■ **The problem**: Extract, from the records beneath this instruction, each line that contains the word "Explain".

[Stored records]
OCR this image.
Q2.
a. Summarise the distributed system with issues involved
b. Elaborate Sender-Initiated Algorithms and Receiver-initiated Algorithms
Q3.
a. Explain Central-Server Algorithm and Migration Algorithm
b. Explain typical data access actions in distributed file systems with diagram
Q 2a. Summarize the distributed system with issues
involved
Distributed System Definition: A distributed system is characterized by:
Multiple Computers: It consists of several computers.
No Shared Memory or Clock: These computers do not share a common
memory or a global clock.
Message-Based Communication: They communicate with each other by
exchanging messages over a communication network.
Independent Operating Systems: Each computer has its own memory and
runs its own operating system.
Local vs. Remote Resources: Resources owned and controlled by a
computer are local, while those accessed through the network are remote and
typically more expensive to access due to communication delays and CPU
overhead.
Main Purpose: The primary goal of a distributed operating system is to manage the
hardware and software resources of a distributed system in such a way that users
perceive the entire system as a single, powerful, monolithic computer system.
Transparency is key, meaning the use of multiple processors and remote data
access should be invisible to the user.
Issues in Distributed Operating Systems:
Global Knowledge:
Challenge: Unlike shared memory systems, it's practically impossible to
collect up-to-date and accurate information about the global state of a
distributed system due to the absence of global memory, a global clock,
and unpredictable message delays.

■ **Final result**:
a. Explain Central-Server Algorithm and Migration Algorithm
b. Explain typical data access actions in distributed file systems with diagram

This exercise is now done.